EXERCISE OBJECTIVE
Repeat, exactly and completely, the material that follows. Omit the pictures.

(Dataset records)
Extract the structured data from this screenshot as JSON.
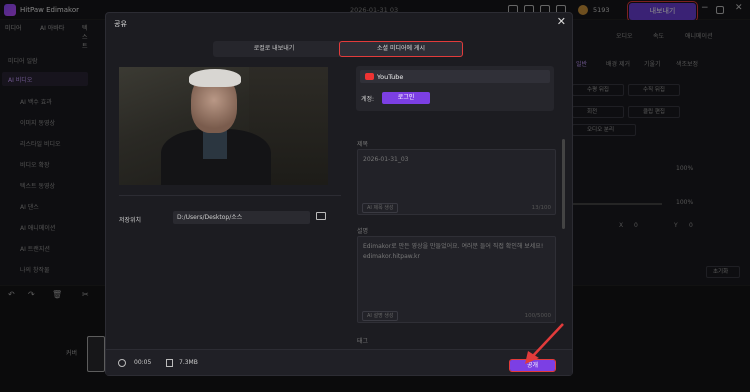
{
  "app": {
    "name": "HitPaw Edimakor",
    "date": "2026-01-31 03",
    "credits": "5193",
    "export_label": "내보내기"
  },
  "left_panel": {
    "tabs": [
      "미디어",
      "AI 아바타",
      "텍스트"
    ],
    "items": [
      "미디어 일람",
      "AI 비디오",
      "AI 백수 효과",
      "이미지 동영상",
      "리스타일 비디오",
      "비디오 확장",
      "텍스트 동영상",
      "AI 댄스",
      "AI 애니메이션",
      "AI 트랜지션",
      "나의 창작물"
    ]
  },
  "right_panel": {
    "tabs": [
      "오디오",
      "속도",
      "애니메이션"
    ],
    "sub_tabs": [
      "일반",
      "배경 제거",
      "기울기",
      "색조보정"
    ],
    "buttons": [
      "수평 뒤집",
      "수직 뒤집",
      "회전",
      "클립 편집",
      "오디오 분리"
    ],
    "labels": [
      "불투명도",
      "이동",
      "스케일"
    ],
    "values": [
      "100%",
      "100%"
    ],
    "x_label": "X",
    "x_val": "0",
    "y_label": "Y",
    "y_val": "0",
    "reset": "초기화"
  },
  "timeline": {
    "clip_label": "커버"
  },
  "dialog": {
    "title": "공유",
    "tab_local": "로컬로 내보내기",
    "tab_social": "소셜 미디어에 게시",
    "save_location_label": "저장위치",
    "save_path": "D:/Users/Desktop/소스",
    "platform": "YouTube",
    "account_label": "계정:",
    "login_button": "로그인",
    "title_label": "제목",
    "title_value": "2026-01-31_03",
    "title_ai_button": "AI 제목 생성",
    "title_count": "13/100",
    "desc_label": "설명",
    "desc_value": "Edimakor로 만든 영상을 만들었어요. 여러분 들어 직접 확인해 보세요! edimakor.hitpaw.kr",
    "desc_ai_button": "AI 설명 생성",
    "desc_count": "100/5000",
    "tag_label": "태그",
    "duration": "00:05",
    "file_size": "7.3MB",
    "publish_button": "공개"
  },
  "colors": {
    "accent": "#7c3fe4",
    "highlight": "#e23b3b"
  }
}
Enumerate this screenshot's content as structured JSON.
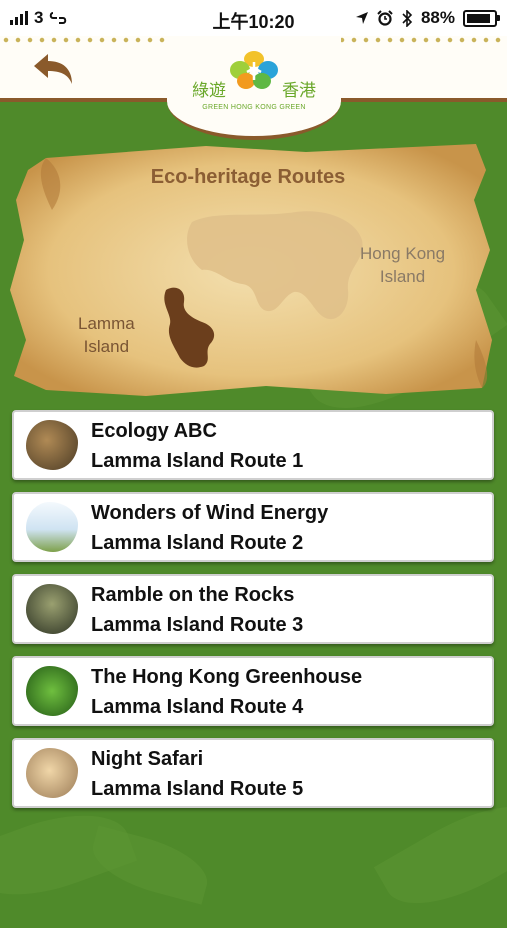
{
  "status": {
    "carrier": "3",
    "time": "上午10:20",
    "battery": "88%",
    "battery_level": 0.88
  },
  "header": {
    "logo_cn_left": "綠遊",
    "logo_cn_right": "香港",
    "logo_en": "GREEN HONG KONG GREEN"
  },
  "map": {
    "title": "Eco-heritage Routes",
    "lamma_label_1": "Lamma",
    "lamma_label_2": "Island",
    "hk_label_1": "Hong Kong",
    "hk_label_2": "Island"
  },
  "routes": [
    {
      "title": "Ecology ABC",
      "subtitle": "Lamma Island Route 1",
      "thumb_color": "#7a5a36"
    },
    {
      "title": "Wonders of Wind Energy",
      "subtitle": "Lamma Island Route 2",
      "thumb_color": "#cfe3f2"
    },
    {
      "title": "Ramble on the Rocks",
      "subtitle": "Lamma Island Route 3",
      "thumb_color": "#4a5a3a"
    },
    {
      "title": "The Hong Kong Greenhouse",
      "subtitle": "Lamma Island Route 4",
      "thumb_color": "#3f8a2a"
    },
    {
      "title": "Night Safari",
      "subtitle": "Lamma Island Route 5",
      "thumb_color": "#d8b98a"
    }
  ]
}
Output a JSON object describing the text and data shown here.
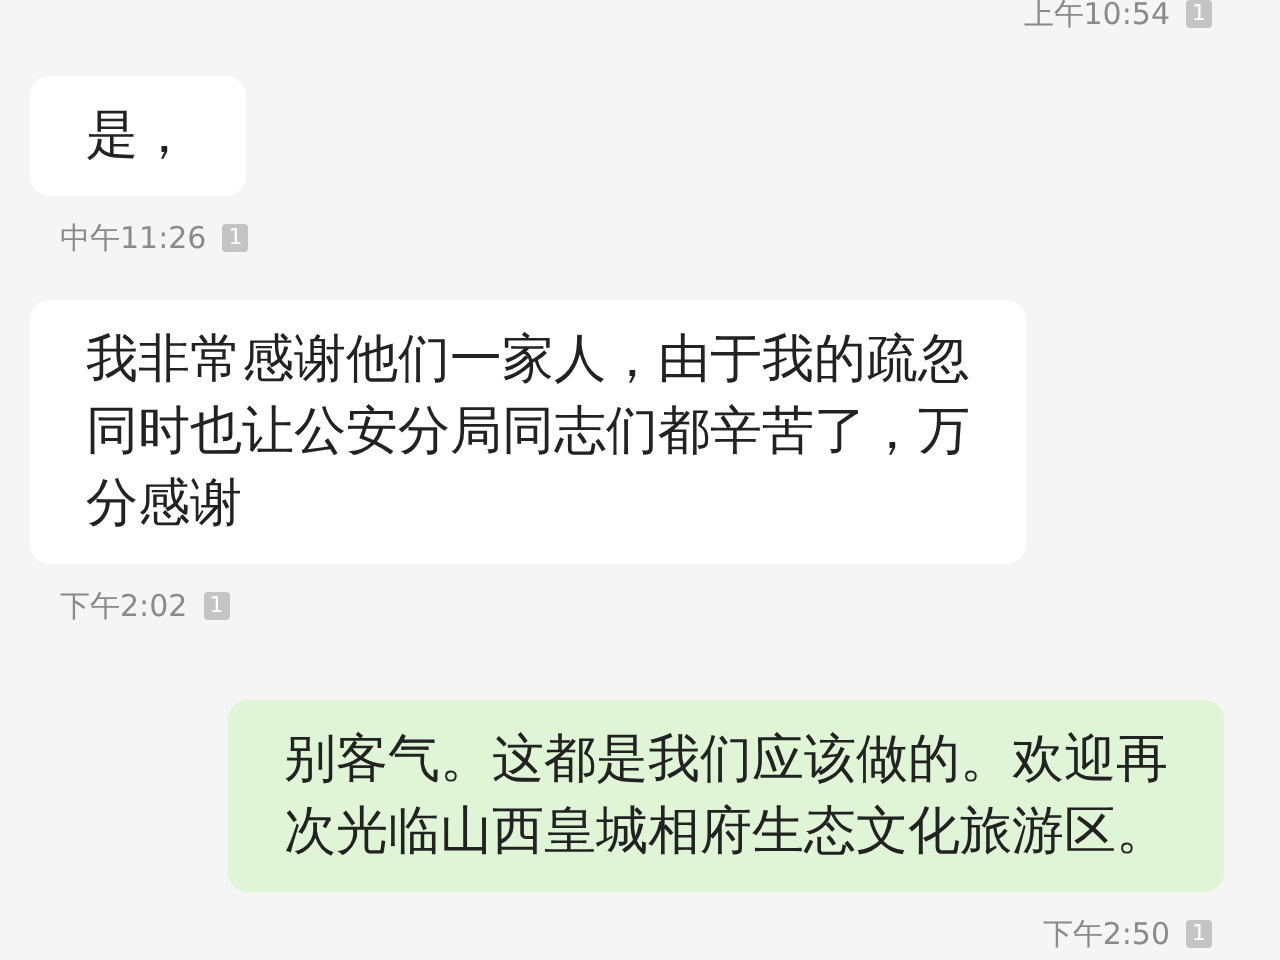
{
  "messages": [
    {
      "kind": "time",
      "outgoing": true,
      "time": "上午10:54",
      "receipt": "1"
    },
    {
      "kind": "bubble",
      "outgoing": false,
      "lines": [
        "是，"
      ],
      "time": "中午11:26",
      "receipt": "1"
    },
    {
      "kind": "bubble",
      "outgoing": false,
      "lines": [
        "我非常感谢他们一家人，由于我的疏忽",
        "同时也让公安分局同志们都辛苦了，万",
        "分感谢"
      ],
      "time": "下午2:02",
      "receipt": "1"
    },
    {
      "kind": "bubble",
      "outgoing": true,
      "lines": [
        "别客气。这都是我们应该做的。欢迎再",
        "次光临山西皇城相府生态文化旅游区。"
      ],
      "time": "下午2:50",
      "receipt": "1"
    }
  ]
}
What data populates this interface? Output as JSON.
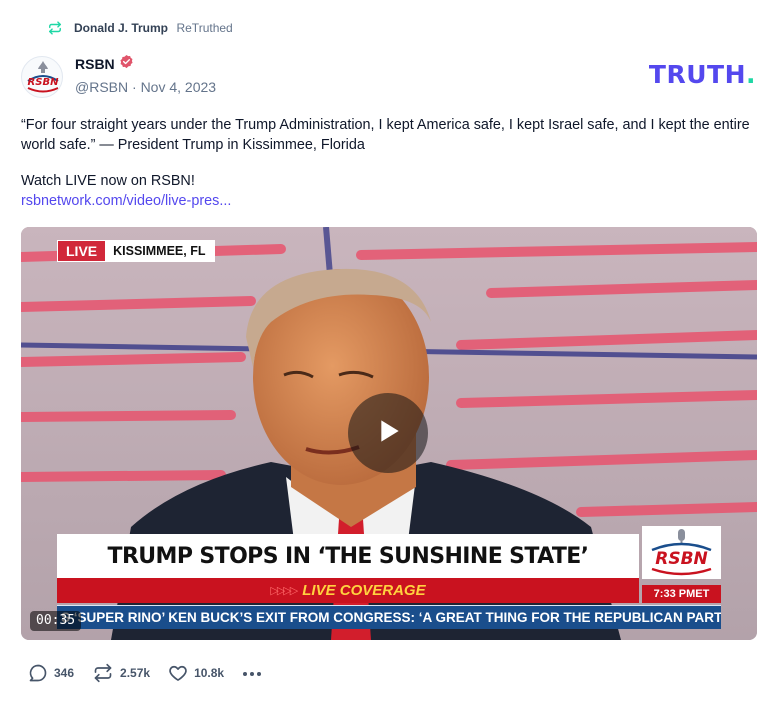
{
  "retruth": {
    "icon": "retruth-icon",
    "user": "Donald J. Trump",
    "label": "ReTruthed"
  },
  "author": {
    "avatar_text": "RSBN",
    "name": "RSBN",
    "verified": true,
    "handle": "@RSBN",
    "date": "Nov 4, 2023"
  },
  "brand": {
    "text": "TRUTH",
    "dot": ".",
    "color": "#5448ee",
    "dot_color": "#1ed7a5"
  },
  "post": {
    "text": "“For four straight years under the Trump Administration, I kept America safe, I kept Israel safe, and I kept the entire world safe.” — President Trump in Kissimmee, Florida",
    "watch": "Watch LIVE now on RSBN!",
    "link": "rsbnetwork.com/video/live-pres..."
  },
  "video": {
    "live": "LIVE",
    "location": "KISSIMMEE, FL",
    "headline": "TRUMP STOPS IN ‘THE SUNSHINE STATE’",
    "live_coverage": "LIVE COVERAGE",
    "ticker": "S ‘SUPER RINO’ KEN BUCK’S EXIT FROM CONGRESS: ‘A GREAT THING FOR THE REPUBLICAN PART",
    "logo": "RSBN",
    "time": "7:33 PMET",
    "duration": "00:35",
    "play_icon": "play-icon"
  },
  "actions": {
    "replies": "346",
    "retruths": "2.57k",
    "likes": "10.8k",
    "more_icon": "more-icon"
  },
  "colors": {
    "accent": "#5448ee",
    "text": "#0f172a",
    "muted": "#64748b",
    "verified": "#e0556b"
  }
}
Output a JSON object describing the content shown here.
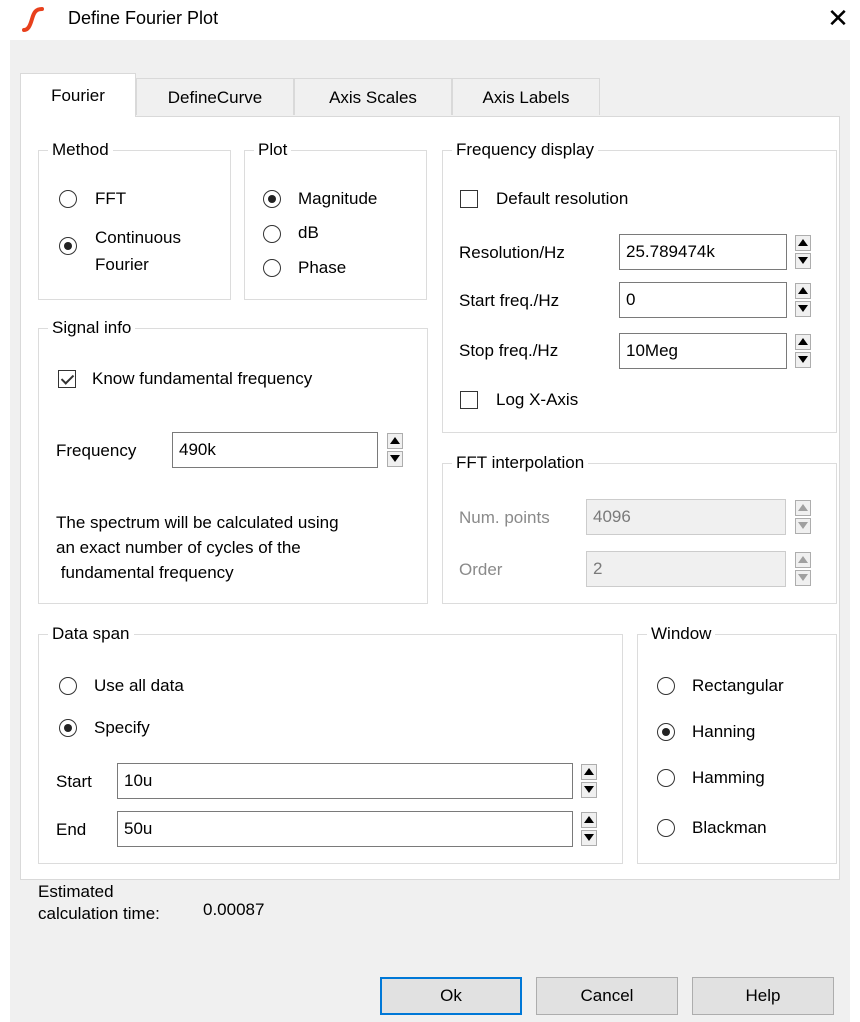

RESPONSE TO THIS TASK
Extract the structured data from this screenshot as JSON.
{
  "app": {
    "name": "HitPaw Edimakor",
    "date": "2026-01-31 03",
    "credits": "5193",
    "export_label": "내보내기"
  },
  "left_panel": {
    "tabs": [
      "미디어",
      "AI 아바타",
      "텍스트"
    ],
    "items": [
      "미디어 일람",
      "AI 비디오",
      "AI 백수 효과",
      "이미지 동영상",
      "리스타일 비디오",
      "비디오 확장",
      "텍스트 동영상",
      "AI 댄스",
      "AI 애니메이션",
      "AI 트랜지션",
      "나의 창작물"
    ]
  },
  "right_panel": {
    "tabs": [
      "오디오",
      "속도",
      "애니메이션"
    ],
    "sub_tabs": [
      "일반",
      "배경 제거",
      "기울기",
      "색조보정"
    ],
    "buttons": [
      "수평 뒤집",
      "수직 뒤집",
      "회전",
      "클립 편집",
      "오디오 분리"
    ],
    "labels": [
      "불투명도",
      "이동",
      "스케일"
    ],
    "values": [
      "100%",
      "100%"
    ],
    "x_label": "X",
    "x_val": "0",
    "y_label": "Y",
    "y_val": "0",
    "reset": "초기화"
  },
  "timeline": {
    "clip_label": "커버"
  },
  "dialog": {
    "title": "공유",
    "tab_local": "로컬로 내보내기",
    "tab_social": "소셜 미디어에 게시",
    "save_location_label": "저장위치",
    "save_path": "D:/Users/Desktop/소스",
    "platform": "YouTube",
    "account_label": "계정:",
    "login_button": "로그인",
    "title_label": "제목",
    "title_value": "2026-01-31_03",
    "title_ai_button": "AI 제목 생성",
    "title_count": "13/100",
    "desc_label": "설명",
    "desc_value": "Edimakor로 만든 영상을 만들었어요. 여러분 들어 직접 확인해 보세요! edimakor.hitpaw.kr",
    "desc_ai_button": "AI 설명 생성",
    "desc_count": "100/5000",
    "tag_label": "태그",
    "duration": "00:05",
    "file_size": "7.3MB",
    "publish_button": "공개"
  },
  "colors": {
    "accent": "#7c3fe4",
    "highlight": "#e23b3b"
  }
}
Enumerate this screenshot's content as structured JSON.
{
  "status": {
    "carrier": "3",
    "time": "上午10:20",
    "battery": "88%",
    "battery_level": 0.88
  },
  "header": {
    "logo_cn_left": "綠遊",
    "logo_cn_right": "香港",
    "logo_en": "GREEN HONG KONG GREEN"
  },
  "map": {
    "title": "Eco-heritage Routes",
    "lamma_label_1": "Lamma",
    "lamma_label_2": "Island",
    "hk_label_1": "Hong Kong",
    "hk_label_2": "Island"
  },
  "routes": [
    {
      "title": "Ecology ABC",
      "subtitle": "Lamma Island Route 1",
      "thumb_color": "#7a5a36"
    },
    {
      "title": "Wonders of Wind Energy",
      "subtitle": "Lamma Island Route 2",
      "thumb_color": "#cfe3f2"
    },
    {
      "title": "Ramble on the Rocks",
      "subtitle": "Lamma Island Route 3",
      "thumb_color": "#4a5a3a"
    },
    {
      "title": "The Hong Kong Greenhouse",
      "subtitle": "Lamma Island Route 4",
      "thumb_color": "#3f8a2a"
    },
    {
      "title": "Night Safari",
      "subtitle": "Lamma Island Route 5",
      "thumb_color": "#d8b98a"
    }
  ]
}
Output a JSON object describing the text and data shown here.
{
  "messages": [
    {
      "kind": "time",
      "outgoing": true,
      "time": "上午10:54",
      "receipt": "1"
    },
    {
      "kind": "bubble",
      "outgoing": false,
      "lines": [
        "是，"
      ],
      "time": "中午11:26",
      "receipt": "1"
    },
    {
      "kind": "bubble",
      "outgoing": false,
      "lines": [
        "我非常感谢他们一家人，由于我的疏忽",
        "同时也让公安分局同志们都辛苦了，万",
        "分感谢"
      ],
      "time": "下午2:02",
      "receipt": "1"
    },
    {
      "kind": "bubble",
      "outgoing": true,
      "lines": [
        "别客气。这都是我们应该做的。欢迎再",
        "次光临山西皇城相府生态文化旅游区。"
      ],
      "time": "下午2:50",
      "receipt": "1"
    }
  ]
}
What data populates this interface? Output as JSON.
{
  "retruth": {
    "icon": "retruth-icon",
    "user": "Donald J. Trump",
    "label": "ReTruthed"
  },
  "author": {
    "avatar_text": "RSBN",
    "name": "RSBN",
    "verified": true,
    "handle": "@RSBN",
    "date": "Nov 4, 2023"
  },
  "brand": {
    "text": "TRUTH",
    "dot": ".",
    "color": "#5448ee",
    "dot_color": "#1ed7a5"
  },
  "post": {
    "text": "“For four straight years under the Trump Administration, I kept America safe, I kept Israel safe, and I kept the entire world safe.” — President Trump in Kissimmee, Florida",
    "watch": "Watch LIVE now on RSBN!",
    "link": "rsbnetwork.com/video/live-pres..."
  },
  "video": {
    "live": "LIVE",
    "location": "KISSIMMEE, FL",
    "headline": "TRUMP STOPS IN ‘THE SUNSHINE STATE’",
    "live_coverage": "LIVE COVERAGE",
    "ticker": "S ‘SUPER RINO’ KEN BUCK’S EXIT FROM CONGRESS: ‘A GREAT THING FOR THE REPUBLICAN PART",
    "logo": "RSBN",
    "time": "7:33 PMET",
    "duration": "00:35",
    "play_icon": "play-icon"
  },
  "actions": {
    "replies": "346",
    "retruths": "2.57k",
    "likes": "10.8k",
    "more_icon": "more-icon"
  },
  "colors": {
    "accent": "#5448ee",
    "text": "#0f172a",
    "muted": "#64748b",
    "verified": "#e0556b"
  }
}
Output a JSON object describing the content shown here.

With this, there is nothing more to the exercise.